▶ **Raw records**
• • •
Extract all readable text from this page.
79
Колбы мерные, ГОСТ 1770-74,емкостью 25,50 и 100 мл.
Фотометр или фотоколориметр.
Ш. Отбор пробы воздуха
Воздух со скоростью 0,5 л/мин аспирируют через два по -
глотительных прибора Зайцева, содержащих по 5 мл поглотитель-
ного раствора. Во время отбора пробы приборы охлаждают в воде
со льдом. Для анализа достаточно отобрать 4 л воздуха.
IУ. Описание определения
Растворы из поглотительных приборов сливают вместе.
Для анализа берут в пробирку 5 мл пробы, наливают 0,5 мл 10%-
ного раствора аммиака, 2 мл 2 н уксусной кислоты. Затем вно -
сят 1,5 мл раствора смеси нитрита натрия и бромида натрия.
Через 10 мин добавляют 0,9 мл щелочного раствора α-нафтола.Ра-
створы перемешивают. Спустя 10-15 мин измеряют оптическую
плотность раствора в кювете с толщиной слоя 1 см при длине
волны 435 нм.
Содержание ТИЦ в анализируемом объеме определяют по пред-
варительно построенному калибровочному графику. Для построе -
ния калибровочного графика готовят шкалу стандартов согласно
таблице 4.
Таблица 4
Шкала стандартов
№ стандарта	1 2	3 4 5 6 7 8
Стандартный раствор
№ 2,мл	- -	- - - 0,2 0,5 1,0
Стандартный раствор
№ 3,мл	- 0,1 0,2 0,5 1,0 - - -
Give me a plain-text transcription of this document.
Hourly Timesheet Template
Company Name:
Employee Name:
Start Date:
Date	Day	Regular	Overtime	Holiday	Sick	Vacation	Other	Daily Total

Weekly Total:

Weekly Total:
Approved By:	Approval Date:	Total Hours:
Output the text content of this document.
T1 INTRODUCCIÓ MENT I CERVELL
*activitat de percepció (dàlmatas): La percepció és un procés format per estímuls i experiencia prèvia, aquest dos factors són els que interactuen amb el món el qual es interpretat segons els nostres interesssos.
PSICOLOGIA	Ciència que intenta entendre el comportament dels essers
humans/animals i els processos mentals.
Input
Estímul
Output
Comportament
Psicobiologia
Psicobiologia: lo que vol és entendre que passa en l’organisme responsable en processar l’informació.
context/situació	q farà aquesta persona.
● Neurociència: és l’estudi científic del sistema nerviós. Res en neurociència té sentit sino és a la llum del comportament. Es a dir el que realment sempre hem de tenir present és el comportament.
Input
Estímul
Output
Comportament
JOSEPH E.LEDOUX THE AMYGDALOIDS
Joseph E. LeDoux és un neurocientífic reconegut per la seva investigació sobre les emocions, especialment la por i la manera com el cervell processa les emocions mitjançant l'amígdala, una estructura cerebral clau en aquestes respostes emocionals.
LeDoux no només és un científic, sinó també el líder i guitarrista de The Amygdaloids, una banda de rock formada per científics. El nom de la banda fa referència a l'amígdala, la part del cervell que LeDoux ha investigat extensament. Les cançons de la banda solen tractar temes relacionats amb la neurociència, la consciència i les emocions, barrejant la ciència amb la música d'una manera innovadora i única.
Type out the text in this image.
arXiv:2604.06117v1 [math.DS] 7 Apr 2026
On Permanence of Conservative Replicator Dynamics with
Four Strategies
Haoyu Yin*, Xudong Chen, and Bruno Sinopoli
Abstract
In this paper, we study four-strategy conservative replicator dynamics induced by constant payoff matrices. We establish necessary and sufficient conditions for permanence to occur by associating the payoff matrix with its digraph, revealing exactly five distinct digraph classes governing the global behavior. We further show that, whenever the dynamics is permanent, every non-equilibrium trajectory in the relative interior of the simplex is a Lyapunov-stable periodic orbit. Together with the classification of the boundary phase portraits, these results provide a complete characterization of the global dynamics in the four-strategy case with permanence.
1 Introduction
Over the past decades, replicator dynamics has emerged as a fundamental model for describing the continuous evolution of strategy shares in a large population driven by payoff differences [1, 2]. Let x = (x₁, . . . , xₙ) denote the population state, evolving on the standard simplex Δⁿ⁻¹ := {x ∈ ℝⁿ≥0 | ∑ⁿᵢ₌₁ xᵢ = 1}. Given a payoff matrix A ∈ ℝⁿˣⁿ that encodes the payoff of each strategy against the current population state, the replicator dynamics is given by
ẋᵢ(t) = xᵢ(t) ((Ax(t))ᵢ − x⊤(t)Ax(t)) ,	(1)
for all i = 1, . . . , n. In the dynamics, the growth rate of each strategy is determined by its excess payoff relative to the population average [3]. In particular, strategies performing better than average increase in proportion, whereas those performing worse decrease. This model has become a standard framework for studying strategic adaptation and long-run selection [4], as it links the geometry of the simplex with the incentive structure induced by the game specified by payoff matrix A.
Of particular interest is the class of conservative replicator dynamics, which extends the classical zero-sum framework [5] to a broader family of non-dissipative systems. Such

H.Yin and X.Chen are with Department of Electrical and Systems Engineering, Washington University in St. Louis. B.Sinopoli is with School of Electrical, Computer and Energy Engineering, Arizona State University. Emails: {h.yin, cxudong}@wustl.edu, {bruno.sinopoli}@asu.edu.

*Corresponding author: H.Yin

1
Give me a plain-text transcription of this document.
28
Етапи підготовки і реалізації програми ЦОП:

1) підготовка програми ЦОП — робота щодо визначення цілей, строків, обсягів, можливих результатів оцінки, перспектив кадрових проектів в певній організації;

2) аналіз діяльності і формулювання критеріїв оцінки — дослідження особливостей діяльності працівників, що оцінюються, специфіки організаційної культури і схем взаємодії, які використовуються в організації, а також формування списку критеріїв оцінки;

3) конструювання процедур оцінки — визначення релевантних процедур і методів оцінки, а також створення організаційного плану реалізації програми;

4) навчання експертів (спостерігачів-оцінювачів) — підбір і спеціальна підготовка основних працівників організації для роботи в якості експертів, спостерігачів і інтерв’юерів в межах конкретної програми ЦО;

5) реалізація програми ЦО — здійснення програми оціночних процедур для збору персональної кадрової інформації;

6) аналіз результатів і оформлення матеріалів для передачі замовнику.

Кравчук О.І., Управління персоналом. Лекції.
• • •
▶ **Objective**
Check each line of the records for the word "model" and extract those that contain it.

▶ **Task answer**
Over the past decades, replicator dynamics has emerged as a fundamental model for describing the continuous evolution of strategy shares in a large population driven by payoff differences [1, 2]. Let x = (x₁, . . . , xₙ) denote the population state, evolving on the standard simplex Δⁿ⁻¹ := {x ∈ ℝⁿ≥0 | ∑ⁿᵢ₌₁ xᵢ = 1}. Given a payoff matrix A ∈ ℝⁿˣⁿ that encodes the payoff of each strategy against the current population state, the replicator dynamics is given by
for all i = 1, . . . , n. In the dynamics, the growth rate of each strategy is determined by its excess payoff relative to the population average [3]. In particular, strategies performing better than average increase in proportion, whereas those performing worse decrease. This model has become a standard framework for studying strategic adaptation and long-run selection [4], as it links the geometry of the simplex with the incentive structure induced by the game specified by payoff matrix A.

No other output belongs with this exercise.